▸ **STATED EXERCISE**:
List each line in which the string "title" appears.

[Items from a data source]

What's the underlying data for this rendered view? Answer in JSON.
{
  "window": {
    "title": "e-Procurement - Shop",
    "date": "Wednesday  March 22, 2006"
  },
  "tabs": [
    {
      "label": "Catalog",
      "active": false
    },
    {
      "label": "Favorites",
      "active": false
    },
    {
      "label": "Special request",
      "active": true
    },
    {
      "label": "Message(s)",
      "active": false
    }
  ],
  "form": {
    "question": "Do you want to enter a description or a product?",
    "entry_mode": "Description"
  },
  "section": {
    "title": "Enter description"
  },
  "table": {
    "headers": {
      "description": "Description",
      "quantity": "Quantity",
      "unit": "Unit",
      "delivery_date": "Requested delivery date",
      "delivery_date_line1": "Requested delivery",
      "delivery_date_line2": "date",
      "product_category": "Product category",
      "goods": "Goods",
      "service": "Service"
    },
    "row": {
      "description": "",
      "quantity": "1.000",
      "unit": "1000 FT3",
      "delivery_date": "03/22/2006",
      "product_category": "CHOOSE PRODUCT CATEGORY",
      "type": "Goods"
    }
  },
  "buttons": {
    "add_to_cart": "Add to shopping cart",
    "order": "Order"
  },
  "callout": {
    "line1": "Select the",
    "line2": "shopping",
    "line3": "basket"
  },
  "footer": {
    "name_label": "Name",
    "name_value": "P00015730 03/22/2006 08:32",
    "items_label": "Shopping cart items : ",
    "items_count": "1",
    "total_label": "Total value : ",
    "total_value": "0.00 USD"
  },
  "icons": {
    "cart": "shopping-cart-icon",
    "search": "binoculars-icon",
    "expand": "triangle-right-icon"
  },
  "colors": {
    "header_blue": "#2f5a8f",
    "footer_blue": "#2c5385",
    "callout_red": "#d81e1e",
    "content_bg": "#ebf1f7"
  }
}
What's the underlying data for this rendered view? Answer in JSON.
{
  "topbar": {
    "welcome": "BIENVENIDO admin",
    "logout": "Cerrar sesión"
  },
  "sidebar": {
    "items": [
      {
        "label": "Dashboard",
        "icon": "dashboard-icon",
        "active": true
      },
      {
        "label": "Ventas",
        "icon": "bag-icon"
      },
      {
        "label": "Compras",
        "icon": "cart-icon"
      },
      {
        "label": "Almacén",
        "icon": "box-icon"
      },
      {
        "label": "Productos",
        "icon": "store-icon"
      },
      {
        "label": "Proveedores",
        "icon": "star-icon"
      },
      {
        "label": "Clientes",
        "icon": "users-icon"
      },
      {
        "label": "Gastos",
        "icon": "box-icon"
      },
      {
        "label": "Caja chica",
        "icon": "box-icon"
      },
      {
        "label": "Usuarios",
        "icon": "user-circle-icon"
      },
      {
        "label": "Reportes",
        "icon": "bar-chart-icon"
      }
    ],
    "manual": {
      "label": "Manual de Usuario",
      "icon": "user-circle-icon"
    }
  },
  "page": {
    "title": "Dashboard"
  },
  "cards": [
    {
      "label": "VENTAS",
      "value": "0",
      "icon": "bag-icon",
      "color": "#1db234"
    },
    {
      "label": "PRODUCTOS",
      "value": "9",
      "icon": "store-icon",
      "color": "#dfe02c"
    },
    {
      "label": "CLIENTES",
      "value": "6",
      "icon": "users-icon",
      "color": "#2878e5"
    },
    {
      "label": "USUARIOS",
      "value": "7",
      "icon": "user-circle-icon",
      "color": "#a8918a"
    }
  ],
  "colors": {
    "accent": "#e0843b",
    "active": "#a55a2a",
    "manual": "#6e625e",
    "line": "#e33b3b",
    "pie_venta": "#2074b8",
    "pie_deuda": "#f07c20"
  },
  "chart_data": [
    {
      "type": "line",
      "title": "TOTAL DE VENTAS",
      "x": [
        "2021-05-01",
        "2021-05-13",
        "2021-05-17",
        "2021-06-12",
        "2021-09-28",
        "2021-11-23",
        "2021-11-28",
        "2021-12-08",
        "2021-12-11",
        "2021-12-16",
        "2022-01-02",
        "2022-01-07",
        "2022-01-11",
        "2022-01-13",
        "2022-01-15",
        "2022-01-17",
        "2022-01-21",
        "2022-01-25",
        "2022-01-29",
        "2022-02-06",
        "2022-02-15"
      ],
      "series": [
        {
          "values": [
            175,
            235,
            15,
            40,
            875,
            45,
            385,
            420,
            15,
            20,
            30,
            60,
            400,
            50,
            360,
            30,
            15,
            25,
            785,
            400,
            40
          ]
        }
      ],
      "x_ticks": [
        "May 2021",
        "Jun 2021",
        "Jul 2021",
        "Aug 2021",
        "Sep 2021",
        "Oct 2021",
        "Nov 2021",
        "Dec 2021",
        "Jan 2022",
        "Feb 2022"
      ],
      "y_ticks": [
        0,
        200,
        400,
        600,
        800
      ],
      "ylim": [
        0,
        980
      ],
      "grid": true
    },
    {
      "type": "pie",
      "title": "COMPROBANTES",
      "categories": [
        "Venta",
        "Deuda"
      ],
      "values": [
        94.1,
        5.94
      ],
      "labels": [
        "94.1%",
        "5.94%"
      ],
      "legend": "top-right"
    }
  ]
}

▸ **RESPONSE TO THIS EXERCISE**:
    "title": "e-Procurement - Shop",
    "title": "Enter description"
    "title": "Dashboard"
      "title": "TOTAL DE VENTAS",
      "title": "COMPROBANTES",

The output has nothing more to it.